> [TEXT FOR ANALYSIS]
★ ★ ★ ★ ★
Published on: September 19, 2019

Area of Science:

  • Oncology
  • Mathematical Biology
  • Cancer Research

Background:

  • Predicting tumor growth and treatment response necessitates accurate mathematical models.
  • Eco-evolutionary dynamics in cancer involve interactions between sensitive and resistant cell populations.

Purpose of the Study:

  • To identify the best mathematical models for capturing non-small cell lung cancer (NSCLC) in-vitro dynamics.
  • To evaluate how environmental factors like Alectinib and cancer-associated fibroblasts (CAFs) influence tumor cell interactions.

Main Methods:

  • Fitting a family of two-population models to in-vitro NSCLC data under varying conditions (with/without Alectinib and CAFs).
  • Comparing logistic, Gompertz, and von Bertalanffy growth models with Norton-Simon, linear, and ratio-dependent drug efficacy terms.
★ ★ ★ ★ ★
> [SUPPLIED DATA]
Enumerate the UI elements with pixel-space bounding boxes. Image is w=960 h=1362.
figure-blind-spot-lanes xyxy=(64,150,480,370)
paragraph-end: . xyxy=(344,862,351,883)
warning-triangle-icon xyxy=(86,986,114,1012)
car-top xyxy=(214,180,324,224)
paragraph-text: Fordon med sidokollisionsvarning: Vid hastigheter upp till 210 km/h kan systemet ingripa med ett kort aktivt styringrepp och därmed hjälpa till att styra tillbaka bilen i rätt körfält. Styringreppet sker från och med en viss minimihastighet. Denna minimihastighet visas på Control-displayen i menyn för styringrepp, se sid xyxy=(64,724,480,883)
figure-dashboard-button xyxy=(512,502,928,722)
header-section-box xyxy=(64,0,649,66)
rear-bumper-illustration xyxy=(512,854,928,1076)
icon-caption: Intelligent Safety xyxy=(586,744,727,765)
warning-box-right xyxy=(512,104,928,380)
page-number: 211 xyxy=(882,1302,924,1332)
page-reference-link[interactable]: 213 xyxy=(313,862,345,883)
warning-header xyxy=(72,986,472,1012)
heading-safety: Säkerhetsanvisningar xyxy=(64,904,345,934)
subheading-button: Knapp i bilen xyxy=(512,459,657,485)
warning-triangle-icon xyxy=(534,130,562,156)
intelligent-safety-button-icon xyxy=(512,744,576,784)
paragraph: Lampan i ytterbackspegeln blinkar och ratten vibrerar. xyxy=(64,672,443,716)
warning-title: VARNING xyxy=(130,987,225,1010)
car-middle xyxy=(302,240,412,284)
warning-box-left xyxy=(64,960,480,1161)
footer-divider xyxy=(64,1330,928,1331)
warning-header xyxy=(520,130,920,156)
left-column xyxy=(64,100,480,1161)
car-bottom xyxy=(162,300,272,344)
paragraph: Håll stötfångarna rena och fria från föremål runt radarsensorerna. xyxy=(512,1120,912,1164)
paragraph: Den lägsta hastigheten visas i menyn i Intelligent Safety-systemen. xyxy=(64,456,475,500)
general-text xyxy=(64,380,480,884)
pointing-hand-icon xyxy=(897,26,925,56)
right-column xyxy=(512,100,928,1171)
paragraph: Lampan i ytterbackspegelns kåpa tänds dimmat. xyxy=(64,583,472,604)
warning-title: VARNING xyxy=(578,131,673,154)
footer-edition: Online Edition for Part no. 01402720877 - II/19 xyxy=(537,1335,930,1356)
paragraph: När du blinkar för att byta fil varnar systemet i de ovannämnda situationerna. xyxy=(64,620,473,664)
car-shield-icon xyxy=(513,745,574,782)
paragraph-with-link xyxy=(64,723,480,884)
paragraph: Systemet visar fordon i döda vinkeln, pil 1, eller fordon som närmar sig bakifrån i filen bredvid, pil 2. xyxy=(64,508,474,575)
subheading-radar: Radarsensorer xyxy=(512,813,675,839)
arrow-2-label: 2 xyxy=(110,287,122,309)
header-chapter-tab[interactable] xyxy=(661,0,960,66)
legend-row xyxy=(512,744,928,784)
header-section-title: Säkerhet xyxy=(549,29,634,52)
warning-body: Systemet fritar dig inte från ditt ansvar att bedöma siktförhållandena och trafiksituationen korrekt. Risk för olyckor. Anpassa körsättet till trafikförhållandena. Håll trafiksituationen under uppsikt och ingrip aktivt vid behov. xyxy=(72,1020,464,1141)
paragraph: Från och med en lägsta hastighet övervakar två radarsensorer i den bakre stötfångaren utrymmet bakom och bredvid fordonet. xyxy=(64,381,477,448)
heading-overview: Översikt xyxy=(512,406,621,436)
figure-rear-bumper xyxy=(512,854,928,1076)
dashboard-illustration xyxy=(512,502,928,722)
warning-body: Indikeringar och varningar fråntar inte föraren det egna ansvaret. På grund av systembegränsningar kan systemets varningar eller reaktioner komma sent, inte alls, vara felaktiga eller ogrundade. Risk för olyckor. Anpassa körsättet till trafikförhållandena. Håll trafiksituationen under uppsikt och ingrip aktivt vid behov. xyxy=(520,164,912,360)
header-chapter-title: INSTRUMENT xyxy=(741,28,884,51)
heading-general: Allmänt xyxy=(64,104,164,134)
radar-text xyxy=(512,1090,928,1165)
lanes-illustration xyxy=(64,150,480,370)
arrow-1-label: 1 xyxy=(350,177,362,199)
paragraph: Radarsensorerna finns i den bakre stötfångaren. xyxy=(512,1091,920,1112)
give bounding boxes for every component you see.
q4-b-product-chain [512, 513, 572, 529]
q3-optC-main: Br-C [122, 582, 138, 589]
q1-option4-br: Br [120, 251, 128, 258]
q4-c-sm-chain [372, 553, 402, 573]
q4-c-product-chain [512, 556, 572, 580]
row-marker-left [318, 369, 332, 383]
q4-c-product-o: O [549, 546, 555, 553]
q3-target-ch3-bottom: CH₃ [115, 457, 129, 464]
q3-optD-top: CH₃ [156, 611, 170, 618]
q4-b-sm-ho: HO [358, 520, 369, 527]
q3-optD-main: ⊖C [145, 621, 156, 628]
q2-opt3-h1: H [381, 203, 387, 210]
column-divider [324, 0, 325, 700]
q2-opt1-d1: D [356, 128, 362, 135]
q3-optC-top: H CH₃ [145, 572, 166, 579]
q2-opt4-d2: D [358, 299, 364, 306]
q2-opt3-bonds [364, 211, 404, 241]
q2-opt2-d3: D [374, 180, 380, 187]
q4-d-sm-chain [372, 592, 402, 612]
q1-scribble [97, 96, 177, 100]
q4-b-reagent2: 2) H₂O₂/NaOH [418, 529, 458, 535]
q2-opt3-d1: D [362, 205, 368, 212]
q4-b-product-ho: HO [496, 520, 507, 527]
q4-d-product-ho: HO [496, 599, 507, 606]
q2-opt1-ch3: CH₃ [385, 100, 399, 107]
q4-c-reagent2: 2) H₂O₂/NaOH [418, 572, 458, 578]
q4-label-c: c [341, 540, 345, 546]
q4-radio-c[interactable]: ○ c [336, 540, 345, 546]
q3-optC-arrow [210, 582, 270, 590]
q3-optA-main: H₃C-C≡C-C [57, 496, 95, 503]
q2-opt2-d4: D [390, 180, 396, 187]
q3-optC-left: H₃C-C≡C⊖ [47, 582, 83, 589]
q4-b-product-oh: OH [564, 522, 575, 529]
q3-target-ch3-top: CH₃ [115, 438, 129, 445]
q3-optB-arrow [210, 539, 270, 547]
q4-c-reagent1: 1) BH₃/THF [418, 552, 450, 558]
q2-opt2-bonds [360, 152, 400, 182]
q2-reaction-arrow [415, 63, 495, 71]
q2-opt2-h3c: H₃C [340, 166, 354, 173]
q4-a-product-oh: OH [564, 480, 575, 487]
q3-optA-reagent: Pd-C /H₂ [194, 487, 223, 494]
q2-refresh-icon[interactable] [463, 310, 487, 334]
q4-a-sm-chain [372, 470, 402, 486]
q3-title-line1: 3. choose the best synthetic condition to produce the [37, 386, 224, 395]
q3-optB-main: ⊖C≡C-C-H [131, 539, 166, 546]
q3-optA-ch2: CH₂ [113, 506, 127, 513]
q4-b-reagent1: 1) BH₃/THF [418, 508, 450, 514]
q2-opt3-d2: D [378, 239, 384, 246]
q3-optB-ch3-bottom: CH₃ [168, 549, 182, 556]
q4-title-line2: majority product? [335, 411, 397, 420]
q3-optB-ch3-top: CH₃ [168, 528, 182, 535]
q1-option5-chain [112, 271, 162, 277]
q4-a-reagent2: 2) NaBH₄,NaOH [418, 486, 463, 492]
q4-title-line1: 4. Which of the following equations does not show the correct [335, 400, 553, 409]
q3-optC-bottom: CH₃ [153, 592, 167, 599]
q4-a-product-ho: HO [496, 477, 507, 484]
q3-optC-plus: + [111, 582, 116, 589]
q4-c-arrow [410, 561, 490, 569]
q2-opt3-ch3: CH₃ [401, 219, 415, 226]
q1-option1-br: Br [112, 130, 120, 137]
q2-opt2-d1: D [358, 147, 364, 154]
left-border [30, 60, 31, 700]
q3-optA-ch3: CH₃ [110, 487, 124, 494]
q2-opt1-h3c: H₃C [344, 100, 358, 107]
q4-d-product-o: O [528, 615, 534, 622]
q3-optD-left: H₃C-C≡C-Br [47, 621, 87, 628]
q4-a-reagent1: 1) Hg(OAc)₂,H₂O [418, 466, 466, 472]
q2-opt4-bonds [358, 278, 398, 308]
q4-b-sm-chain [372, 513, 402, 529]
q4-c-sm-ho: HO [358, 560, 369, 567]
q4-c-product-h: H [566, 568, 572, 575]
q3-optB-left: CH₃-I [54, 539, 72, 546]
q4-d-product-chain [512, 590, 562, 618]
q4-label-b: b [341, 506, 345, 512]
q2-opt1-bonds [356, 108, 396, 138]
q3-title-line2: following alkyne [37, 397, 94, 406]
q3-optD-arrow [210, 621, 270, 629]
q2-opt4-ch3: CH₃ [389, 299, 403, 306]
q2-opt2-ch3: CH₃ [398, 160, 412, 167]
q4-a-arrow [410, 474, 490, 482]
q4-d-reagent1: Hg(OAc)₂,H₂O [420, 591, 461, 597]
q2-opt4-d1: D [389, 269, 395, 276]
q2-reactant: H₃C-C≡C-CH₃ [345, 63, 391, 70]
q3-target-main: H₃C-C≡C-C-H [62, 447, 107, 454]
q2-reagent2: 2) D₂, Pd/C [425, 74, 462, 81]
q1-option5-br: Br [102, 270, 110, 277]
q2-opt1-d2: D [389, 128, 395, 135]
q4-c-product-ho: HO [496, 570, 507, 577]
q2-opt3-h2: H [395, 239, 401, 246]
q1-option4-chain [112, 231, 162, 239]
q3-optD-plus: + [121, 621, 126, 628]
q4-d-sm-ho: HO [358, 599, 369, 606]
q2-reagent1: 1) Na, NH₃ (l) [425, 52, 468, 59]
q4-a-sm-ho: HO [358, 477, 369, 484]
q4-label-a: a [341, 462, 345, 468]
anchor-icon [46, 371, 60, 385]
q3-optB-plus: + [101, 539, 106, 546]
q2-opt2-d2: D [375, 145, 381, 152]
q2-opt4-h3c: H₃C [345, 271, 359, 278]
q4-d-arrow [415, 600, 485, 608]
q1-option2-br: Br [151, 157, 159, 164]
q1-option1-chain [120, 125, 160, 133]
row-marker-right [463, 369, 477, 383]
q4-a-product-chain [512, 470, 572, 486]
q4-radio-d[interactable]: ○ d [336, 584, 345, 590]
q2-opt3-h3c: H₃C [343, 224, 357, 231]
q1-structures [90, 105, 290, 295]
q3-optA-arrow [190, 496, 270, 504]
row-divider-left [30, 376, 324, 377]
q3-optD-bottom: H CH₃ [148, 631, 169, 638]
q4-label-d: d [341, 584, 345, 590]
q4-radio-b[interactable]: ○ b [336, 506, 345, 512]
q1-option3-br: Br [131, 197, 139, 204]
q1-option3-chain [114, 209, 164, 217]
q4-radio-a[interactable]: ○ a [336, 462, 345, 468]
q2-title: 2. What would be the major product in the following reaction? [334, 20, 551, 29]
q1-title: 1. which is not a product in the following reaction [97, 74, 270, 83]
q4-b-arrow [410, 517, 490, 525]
★ ★ ★ ★ ★
> [SET OF TASKS]
a) Reproduce the part of the study summary between "Published on: September" and "accurate mathematical models.", inclusive.
b) According to the study summary, which three growth models were compared?
Answer from the study summary alone.

> [RESPONSES IN ORDER]
a)
Published on: September 19, 2019

Area of Science:

  • Oncology
  • Mathematical Biology
  • Cancer Research

Background:

  • Predicting tumor growth and treatment response necessitates accurate mathematical models.

b) Logistic, Gompertz, and von Bertalanffy growth models.